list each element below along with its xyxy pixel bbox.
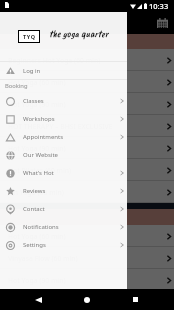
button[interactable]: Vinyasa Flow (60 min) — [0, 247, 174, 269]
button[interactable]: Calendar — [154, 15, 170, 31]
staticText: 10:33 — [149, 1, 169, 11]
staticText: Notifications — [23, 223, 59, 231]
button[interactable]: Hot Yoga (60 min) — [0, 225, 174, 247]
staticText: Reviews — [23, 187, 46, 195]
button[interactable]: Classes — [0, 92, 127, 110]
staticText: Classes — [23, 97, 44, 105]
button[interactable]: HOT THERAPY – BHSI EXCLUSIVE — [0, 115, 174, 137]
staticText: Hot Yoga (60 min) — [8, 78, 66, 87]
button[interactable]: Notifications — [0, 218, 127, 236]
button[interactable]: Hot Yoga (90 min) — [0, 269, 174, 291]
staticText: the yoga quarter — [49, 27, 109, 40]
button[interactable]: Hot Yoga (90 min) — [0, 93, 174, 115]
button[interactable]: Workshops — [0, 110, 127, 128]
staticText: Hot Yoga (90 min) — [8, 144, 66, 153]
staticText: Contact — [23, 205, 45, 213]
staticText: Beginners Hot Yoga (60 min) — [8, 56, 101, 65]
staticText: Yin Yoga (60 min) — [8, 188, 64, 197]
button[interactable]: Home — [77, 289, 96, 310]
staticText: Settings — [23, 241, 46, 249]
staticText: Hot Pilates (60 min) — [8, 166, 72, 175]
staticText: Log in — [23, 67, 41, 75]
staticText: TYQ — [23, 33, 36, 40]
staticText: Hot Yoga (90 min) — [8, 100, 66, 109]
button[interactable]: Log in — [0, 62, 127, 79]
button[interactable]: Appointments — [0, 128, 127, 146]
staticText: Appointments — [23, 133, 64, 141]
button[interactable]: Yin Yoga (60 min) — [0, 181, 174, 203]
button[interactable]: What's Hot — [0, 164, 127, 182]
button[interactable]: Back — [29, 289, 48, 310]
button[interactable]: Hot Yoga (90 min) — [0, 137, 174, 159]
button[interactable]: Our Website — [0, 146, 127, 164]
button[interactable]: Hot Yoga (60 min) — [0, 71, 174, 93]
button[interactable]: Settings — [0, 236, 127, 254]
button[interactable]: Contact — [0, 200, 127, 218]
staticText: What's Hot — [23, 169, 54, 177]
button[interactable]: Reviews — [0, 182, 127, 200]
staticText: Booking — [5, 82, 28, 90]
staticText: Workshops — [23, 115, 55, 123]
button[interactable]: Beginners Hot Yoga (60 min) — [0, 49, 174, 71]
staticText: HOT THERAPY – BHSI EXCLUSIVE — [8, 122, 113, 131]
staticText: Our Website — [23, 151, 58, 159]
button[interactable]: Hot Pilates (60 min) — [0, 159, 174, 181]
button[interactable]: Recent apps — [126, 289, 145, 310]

* * * * *

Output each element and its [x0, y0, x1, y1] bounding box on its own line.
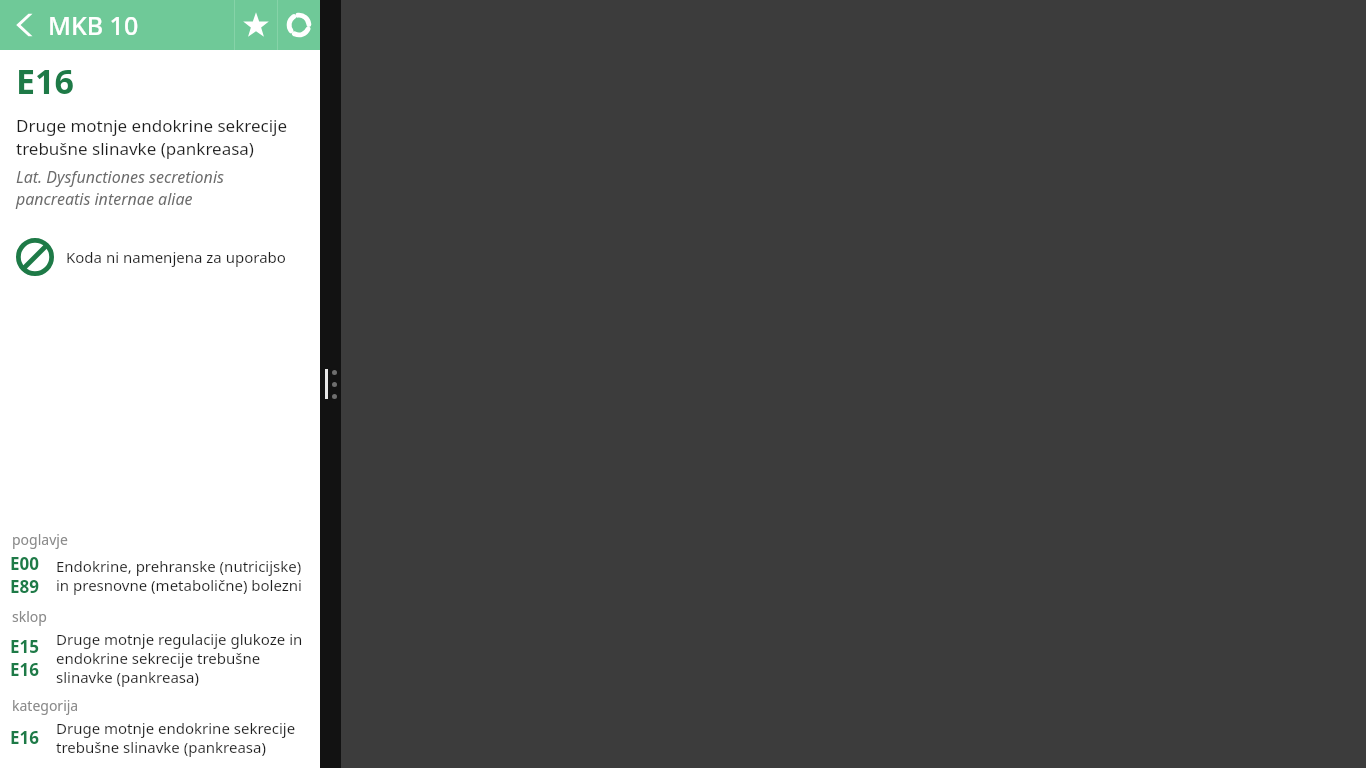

* * * * *

(CHALLENGE):
Please copy everything from the line containing "list each element" down to the line containing "button[interactable]: Hot Yoga (60 min) — [0, 225, 174, 247]", both included, leaving out the pictures.

(FINAL RESULT):
list each element below along with its xyxy pixel bbox.
button[interactable]: Vinyasa Flow (60 min) — [0, 247, 174, 269]
button[interactable]: Calendar — [154, 15, 170, 31]
staticText: 10:33 — [149, 1, 169, 11]
staticText: Notifications — [23, 223, 59, 231]
button[interactable]: Hot Yoga (60 min) — [0, 225, 174, 247]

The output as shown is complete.